Scan the material that follows. Copy every line containing the word "data".

>> Start RECORDS FOR PROCESSING

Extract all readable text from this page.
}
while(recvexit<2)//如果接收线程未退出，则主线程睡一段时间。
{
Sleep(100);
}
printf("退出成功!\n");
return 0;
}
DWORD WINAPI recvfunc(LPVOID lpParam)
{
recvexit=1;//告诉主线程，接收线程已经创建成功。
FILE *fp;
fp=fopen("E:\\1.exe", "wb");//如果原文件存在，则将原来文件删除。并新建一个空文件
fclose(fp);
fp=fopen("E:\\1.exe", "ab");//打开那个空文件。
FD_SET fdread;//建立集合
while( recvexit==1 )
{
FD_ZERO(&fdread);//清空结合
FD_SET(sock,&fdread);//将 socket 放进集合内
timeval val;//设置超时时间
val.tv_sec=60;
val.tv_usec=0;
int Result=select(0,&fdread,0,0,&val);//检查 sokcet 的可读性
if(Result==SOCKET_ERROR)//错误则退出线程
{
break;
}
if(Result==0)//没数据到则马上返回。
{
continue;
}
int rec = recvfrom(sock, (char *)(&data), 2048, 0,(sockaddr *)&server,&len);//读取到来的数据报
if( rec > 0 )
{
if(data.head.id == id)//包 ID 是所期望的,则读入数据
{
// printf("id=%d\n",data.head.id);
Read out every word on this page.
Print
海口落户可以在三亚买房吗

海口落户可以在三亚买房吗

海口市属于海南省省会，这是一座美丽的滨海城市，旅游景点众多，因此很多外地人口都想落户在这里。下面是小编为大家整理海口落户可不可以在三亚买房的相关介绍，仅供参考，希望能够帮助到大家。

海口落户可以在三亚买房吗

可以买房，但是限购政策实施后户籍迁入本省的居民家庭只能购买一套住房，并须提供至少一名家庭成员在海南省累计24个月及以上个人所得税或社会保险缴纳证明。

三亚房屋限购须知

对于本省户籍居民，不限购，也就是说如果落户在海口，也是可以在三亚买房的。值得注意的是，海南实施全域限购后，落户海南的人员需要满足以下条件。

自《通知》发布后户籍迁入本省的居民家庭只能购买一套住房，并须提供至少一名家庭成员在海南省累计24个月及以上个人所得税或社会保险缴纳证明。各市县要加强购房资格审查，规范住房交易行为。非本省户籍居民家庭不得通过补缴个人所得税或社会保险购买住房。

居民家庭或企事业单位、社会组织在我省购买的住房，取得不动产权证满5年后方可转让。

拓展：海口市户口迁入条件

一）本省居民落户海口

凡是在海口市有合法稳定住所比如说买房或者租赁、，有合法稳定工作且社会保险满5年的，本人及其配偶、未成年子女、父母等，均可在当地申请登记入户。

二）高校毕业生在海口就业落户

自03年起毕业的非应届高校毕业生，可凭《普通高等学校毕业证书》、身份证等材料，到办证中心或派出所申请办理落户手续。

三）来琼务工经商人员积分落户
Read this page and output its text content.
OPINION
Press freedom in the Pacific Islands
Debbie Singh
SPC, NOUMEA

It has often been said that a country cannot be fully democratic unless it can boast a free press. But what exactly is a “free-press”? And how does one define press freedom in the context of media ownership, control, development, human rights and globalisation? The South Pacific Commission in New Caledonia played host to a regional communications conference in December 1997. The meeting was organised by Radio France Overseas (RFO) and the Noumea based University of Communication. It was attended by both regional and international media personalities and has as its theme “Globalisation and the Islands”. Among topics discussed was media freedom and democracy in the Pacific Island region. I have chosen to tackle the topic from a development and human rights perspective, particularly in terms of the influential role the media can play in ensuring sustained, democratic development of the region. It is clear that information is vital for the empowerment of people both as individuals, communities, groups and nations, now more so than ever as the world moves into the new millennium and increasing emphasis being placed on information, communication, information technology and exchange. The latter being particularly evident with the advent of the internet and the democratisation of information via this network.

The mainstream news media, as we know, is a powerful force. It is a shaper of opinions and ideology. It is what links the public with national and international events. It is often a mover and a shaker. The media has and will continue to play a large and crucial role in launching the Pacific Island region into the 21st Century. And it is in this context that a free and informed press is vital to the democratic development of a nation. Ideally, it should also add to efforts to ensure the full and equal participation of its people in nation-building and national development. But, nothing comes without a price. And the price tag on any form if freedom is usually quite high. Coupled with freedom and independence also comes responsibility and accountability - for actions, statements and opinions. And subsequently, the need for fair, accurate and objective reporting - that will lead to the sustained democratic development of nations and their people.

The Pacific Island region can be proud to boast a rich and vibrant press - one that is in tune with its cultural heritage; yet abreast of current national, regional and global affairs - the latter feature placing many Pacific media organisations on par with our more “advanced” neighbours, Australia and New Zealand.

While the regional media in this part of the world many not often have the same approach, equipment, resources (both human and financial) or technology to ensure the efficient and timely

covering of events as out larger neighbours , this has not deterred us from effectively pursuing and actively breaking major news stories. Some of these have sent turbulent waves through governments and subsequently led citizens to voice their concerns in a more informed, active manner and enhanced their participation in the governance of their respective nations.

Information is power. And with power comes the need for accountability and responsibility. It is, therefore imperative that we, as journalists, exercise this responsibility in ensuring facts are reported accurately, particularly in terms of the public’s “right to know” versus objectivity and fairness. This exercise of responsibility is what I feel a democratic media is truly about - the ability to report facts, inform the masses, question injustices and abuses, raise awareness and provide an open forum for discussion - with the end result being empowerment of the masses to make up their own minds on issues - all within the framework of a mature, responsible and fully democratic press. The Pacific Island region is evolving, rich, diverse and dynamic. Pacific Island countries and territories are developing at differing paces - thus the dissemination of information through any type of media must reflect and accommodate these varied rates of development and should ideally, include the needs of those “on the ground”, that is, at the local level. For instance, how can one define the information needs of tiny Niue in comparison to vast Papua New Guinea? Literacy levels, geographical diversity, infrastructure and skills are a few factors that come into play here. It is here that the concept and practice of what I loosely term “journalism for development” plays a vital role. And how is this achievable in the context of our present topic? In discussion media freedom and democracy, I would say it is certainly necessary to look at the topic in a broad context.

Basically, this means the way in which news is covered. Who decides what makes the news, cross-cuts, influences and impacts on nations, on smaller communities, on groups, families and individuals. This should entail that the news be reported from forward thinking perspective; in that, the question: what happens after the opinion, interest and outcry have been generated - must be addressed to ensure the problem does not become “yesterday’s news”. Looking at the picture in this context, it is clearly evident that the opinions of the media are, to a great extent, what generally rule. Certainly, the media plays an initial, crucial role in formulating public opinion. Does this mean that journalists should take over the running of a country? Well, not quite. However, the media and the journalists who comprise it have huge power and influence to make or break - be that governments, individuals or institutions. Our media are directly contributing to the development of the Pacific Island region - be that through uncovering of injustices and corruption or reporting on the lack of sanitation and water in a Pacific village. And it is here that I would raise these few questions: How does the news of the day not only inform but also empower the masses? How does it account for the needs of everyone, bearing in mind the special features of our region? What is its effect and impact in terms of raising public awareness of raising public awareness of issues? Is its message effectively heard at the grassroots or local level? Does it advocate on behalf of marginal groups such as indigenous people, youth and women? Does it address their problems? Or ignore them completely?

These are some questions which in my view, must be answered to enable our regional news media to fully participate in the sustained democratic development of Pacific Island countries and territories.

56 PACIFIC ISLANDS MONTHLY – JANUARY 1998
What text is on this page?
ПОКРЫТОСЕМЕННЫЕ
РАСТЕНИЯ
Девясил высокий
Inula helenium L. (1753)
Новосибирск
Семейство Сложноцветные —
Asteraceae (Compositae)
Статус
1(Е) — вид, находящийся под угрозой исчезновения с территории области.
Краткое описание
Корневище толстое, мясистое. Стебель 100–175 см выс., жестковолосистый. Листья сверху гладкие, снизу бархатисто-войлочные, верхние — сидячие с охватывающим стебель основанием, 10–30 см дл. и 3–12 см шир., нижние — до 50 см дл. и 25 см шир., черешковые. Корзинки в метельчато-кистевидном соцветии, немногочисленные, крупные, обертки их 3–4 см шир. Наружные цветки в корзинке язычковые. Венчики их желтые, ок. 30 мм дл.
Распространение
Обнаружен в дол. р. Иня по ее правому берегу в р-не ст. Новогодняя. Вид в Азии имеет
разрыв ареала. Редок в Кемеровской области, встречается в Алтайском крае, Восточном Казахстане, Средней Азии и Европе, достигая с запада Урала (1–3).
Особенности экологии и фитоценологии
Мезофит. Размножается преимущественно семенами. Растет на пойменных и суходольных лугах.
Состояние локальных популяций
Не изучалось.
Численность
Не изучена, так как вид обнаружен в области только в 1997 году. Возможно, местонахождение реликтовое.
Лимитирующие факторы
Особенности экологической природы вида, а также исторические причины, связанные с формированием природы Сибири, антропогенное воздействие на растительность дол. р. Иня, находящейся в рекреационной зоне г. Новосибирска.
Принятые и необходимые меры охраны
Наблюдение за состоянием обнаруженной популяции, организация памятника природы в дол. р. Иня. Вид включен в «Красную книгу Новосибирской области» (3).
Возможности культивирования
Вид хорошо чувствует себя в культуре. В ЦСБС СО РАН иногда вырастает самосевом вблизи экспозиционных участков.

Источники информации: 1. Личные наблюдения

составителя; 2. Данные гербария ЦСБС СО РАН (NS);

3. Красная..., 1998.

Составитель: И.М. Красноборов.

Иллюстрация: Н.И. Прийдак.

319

>> End RECORDS FOR PROCESSING

◆ FULL ANSWER
int rec = recvfrom(sock, (char *)(&data), 2048, 0,(sockaddr *)&server,&len);//读取到来的数据报
if(data.head.id == id)//包 ID 是所期望的,则读入数据
// printf("id=%d\n",data.head.id);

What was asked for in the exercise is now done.